## Exercise
Each record must be retyped in full. No character may differ.
— START Records shown —
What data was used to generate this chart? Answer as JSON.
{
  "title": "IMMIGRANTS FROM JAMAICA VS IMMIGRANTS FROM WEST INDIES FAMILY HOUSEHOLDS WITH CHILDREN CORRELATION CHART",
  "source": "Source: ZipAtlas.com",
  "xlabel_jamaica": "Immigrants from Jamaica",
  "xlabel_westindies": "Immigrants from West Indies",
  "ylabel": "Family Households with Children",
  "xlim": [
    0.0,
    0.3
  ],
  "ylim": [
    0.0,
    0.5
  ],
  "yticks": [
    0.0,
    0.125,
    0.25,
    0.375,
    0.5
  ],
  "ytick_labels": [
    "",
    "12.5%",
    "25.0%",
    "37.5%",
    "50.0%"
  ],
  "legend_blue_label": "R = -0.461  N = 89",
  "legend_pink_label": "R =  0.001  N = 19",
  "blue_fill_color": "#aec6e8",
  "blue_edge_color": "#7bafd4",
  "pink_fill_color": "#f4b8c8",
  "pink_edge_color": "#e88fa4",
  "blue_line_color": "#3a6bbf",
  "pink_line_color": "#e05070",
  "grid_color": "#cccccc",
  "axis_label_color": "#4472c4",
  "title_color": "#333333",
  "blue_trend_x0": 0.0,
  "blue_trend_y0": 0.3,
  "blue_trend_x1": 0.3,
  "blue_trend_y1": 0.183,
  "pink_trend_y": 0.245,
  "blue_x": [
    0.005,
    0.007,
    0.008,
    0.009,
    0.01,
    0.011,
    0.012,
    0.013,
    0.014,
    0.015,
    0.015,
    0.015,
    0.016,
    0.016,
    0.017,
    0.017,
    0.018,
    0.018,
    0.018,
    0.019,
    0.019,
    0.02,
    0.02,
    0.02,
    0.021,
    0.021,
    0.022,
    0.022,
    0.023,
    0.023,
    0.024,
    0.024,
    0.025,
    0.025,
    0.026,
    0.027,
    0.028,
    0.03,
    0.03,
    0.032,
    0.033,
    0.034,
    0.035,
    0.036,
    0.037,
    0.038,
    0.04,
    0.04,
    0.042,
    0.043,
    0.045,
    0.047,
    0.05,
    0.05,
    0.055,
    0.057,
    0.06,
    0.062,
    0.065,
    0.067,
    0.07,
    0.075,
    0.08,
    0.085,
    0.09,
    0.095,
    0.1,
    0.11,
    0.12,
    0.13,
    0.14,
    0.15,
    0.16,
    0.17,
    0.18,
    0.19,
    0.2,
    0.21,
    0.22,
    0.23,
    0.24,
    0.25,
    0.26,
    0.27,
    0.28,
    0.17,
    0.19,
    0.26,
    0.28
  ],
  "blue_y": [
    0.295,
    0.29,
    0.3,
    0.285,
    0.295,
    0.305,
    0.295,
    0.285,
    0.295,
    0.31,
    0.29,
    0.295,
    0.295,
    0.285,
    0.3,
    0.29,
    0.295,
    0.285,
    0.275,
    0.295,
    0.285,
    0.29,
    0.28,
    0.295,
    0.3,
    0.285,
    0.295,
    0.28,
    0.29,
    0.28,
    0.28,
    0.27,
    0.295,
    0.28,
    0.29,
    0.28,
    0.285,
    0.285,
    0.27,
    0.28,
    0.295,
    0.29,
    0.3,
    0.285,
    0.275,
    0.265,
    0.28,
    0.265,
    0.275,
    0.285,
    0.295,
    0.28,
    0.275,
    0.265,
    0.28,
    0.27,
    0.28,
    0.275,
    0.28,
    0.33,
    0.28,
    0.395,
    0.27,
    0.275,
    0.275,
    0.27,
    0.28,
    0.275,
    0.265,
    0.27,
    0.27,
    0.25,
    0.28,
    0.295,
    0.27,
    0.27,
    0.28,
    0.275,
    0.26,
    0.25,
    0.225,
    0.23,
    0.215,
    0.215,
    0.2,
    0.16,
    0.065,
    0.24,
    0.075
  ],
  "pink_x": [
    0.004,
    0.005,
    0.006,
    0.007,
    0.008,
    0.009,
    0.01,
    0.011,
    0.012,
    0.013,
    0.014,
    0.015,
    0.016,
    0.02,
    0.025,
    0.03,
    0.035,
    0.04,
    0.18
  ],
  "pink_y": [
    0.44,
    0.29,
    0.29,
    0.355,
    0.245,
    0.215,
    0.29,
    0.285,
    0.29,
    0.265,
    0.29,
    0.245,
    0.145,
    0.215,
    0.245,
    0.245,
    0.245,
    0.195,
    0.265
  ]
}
— END Records shown —
## Correct output
What data was used to generate this chart? Answer as JSON.
{
  "title": "IMMIGRANTS FROM JAMAICA VS IMMIGRANTS FROM WEST INDIES FAMILY HOUSEHOLDS WITH CHILDREN CORRELATION CHART",
  "source": "Source: ZipAtlas.com",
  "xlabel_jamaica": "Immigrants from Jamaica",
  "xlabel_westindies": "Immigrants from West Indies",
  "ylabel": "Family Households with Children",
  "xlim": [
    0.0,
    0.3
  ],
  "ylim": [
    0.0,
    0.5
  ],
  "yticks": [
    0.0,
    0.125,
    0.25,
    0.375,
    0.5
  ],
  "ytick_labels": [
    "",
    "12.5%",
    "25.0%",
    "37.5%",
    "50.0%"
  ],
  "legend_blue_label": "R = -0.461  N = 89",
  "legend_pink_label": "R =  0.001  N = 19",
  "blue_fill_color": "#aec6e8",
  "blue_edge_color": "#7bafd4",
  "pink_fill_color": "#f4b8c8",
  "pink_edge_color": "#e88fa4",
  "blue_line_color": "#3a6bbf",
  "pink_line_color": "#e05070",
  "grid_color": "#cccccc",
  "axis_label_color": "#4472c4",
  "title_color": "#333333",
  "blue_trend_x0": 0.0,
  "blue_trend_y0": 0.3,
  "blue_trend_x1": 0.3,
  "blue_trend_y1": 0.183,
  "pink_trend_y": 0.245,
  "blue_x": [
    0.005,
    0.007,
    0.008,
    0.009,
    0.01,
    0.011,
    0.012,
    0.013,
    0.014,
    0.015,
    0.015,
    0.015,
    0.016,
    0.016,
    0.017,
    0.017,
    0.018,
    0.018,
    0.018,
    0.019,
    0.019,
    0.02,
    0.02,
    0.02,
    0.021,
    0.021,
    0.022,
    0.022,
    0.023,
    0.023,
    0.024,
    0.024,
    0.025,
    0.025,
    0.026,
    0.027,
    0.028,
    0.03,
    0.03,
    0.032,
    0.033,
    0.034,
    0.035,
    0.036,
    0.037,
    0.038,
    0.04,
    0.04,
    0.042,
    0.043,
    0.045,
    0.047,
    0.05,
    0.05,
    0.055,
    0.057,
    0.06,
    0.062,
    0.065,
    0.067,
    0.07,
    0.075,
    0.08,
    0.085,
    0.09,
    0.095,
    0.1,
    0.11,
    0.12,
    0.13,
    0.14,
    0.15,
    0.16,
    0.17,
    0.18,
    0.19,
    0.2,
    0.21,
    0.22,
    0.23,
    0.24,
    0.25,
    0.26,
    0.27,
    0.28,
    0.17,
    0.19,
    0.26,
    0.28
  ],
  "blue_y": [
    0.295,
    0.29,
    0.3,
    0.285,
    0.295,
    0.305,
    0.295,
    0.285,
    0.295,
    0.31,
    0.29,
    0.295,
    0.295,
    0.285,
    0.3,
    0.29,
    0.295,
    0.285,
    0.275,
    0.295,
    0.285,
    0.29,
    0.28,
    0.295,
    0.3,
    0.285,
    0.295,
    0.28,
    0.29,
    0.28,
    0.28,
    0.27,
    0.295,
    0.28,
    0.29,
    0.28,
    0.285,
    0.285,
    0.27,
    0.28,
    0.295,
    0.29,
    0.3,
    0.285,
    0.275,
    0.265,
    0.28,
    0.265,
    0.275,
    0.285,
    0.295,
    0.28,
    0.275,
    0.265,
    0.28,
    0.27,
    0.28,
    0.275,
    0.28,
    0.33,
    0.28,
    0.395,
    0.27,
    0.275,
    0.275,
    0.27,
    0.28,
    0.275,
    0.265,
    0.27,
    0.27,
    0.25,
    0.28,
    0.295,
    0.27,
    0.27,
    0.28,
    0.275,
    0.26,
    0.25,
    0.225,
    0.23,
    0.215,
    0.215,
    0.2,
    0.16,
    0.065,
    0.24,
    0.075
  ],
  "pink_x": [
    0.004,
    0.005,
    0.006,
    0.007,
    0.008,
    0.009,
    0.01,
    0.011,
    0.012,
    0.013,
    0.014,
    0.015,
    0.016,
    0.02,
    0.025,
    0.03,
    0.035,
    0.04,
    0.18
  ],
  "pink_y": [
    0.44,
    0.29,
    0.29,
    0.355,
    0.245,
    0.215,
    0.29,
    0.285,
    0.29,
    0.265,
    0.29,
    0.245,
    0.145,
    0.215,
    0.245,
    0.245,
    0.245,
    0.195,
    0.265
  ]
}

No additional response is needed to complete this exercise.